Set exercise: Skip every line before the one containing "Output the text content of this document.", then copy that line and the rest of the entries below exactly, through the last line.
◆ ◆ ◆ ◆ ◆ ◆ ◆
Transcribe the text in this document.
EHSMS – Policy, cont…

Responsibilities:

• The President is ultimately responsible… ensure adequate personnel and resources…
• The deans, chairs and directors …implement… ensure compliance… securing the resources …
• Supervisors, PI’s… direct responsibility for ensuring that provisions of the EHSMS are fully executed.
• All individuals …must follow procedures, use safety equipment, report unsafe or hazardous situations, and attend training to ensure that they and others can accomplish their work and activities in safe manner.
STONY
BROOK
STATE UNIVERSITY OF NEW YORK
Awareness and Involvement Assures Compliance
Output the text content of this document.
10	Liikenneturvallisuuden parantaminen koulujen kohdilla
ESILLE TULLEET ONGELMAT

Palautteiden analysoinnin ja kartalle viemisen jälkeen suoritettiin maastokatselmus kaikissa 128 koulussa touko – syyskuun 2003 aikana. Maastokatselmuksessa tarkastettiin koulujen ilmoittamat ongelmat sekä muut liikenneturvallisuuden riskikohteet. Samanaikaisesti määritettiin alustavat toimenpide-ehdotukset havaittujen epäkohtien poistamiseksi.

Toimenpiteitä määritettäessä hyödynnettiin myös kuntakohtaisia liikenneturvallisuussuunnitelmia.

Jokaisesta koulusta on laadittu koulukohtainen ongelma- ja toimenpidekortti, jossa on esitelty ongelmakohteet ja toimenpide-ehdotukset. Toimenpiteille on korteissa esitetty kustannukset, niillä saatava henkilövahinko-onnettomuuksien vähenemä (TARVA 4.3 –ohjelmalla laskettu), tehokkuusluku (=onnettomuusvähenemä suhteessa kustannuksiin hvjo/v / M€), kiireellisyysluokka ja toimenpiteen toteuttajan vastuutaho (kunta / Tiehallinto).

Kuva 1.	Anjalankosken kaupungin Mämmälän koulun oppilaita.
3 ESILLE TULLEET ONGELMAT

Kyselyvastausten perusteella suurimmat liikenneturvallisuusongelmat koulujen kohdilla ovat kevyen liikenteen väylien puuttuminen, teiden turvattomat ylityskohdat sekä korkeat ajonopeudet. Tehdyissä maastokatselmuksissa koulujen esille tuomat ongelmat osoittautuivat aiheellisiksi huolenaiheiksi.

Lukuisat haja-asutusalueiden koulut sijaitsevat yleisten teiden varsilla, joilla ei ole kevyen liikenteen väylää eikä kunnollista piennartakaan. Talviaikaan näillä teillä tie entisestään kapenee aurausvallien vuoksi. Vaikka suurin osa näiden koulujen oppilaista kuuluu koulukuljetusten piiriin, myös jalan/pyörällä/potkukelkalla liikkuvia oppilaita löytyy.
◆ ◆ ◆ ◆ ◆ ◆ ◆
Worked solution:
Output the text content of this document.
10	Liikenneturvallisuuden parantaminen koulujen kohdilla
ESILLE TULLEET ONGELMAT

Palautteiden analysoinnin ja kartalle viemisen jälkeen suoritettiin maastokatselmus kaikissa 128 koulussa touko – syyskuun 2003 aikana. Maastokatselmuksessa tarkastettiin koulujen ilmoittamat ongelmat sekä muut liikenneturvallisuuden riskikohteet. Samanaikaisesti määritettiin alustavat toimenpide-ehdotukset havaittujen epäkohtien poistamiseksi.

Toimenpiteitä määritettäessä hyödynnettiin myös kuntakohtaisia liikenneturvallisuussuunnitelmia.

Jokaisesta koulusta on laadittu koulukohtainen ongelma- ja toimenpidekortti, jossa on esitelty ongelmakohteet ja toimenpide-ehdotukset. Toimenpiteille on korteissa esitetty kustannukset, niillä saatava henkilövahinko-onnettomuuksien vähenemä (TARVA 4.3 –ohjelmalla laskettu), tehokkuusluku (=onnettomuusvähenemä suhteessa kustannuksiin hvjo/v / M€), kiireellisyysluokka ja toimenpiteen toteuttajan vastuutaho (kunta / Tiehallinto).

Kuva 1.	Anjalankosken kaupungin Mämmälän koulun oppilaita.
3 ESILLE TULLEET ONGELMAT

Kyselyvastausten perusteella suurimmat liikenneturvallisuusongelmat koulujen kohdilla ovat kevyen liikenteen väylien puuttuminen, teiden turvattomat ylityskohdat sekä korkeat ajonopeudet. Tehdyissä maastokatselmuksissa koulujen esille tuomat ongelmat osoittautuivat aiheellisiksi huolenaiheiksi.

Lukuisat haja-asutusalueiden koulut sijaitsevat yleisten teiden varsilla, joilla ei ole kevyen liikenteen väylää eikä kunnollista piennartakaan. Talviaikaan näillä teillä tie entisestään kapenee aurausvallien vuoksi. Vaikka suurin osa näiden koulujen oppilaista kuuluu koulukuljetusten piiriin, myös jalan/pyörällä/potkukelkalla liikkuvia oppilaita löytyy.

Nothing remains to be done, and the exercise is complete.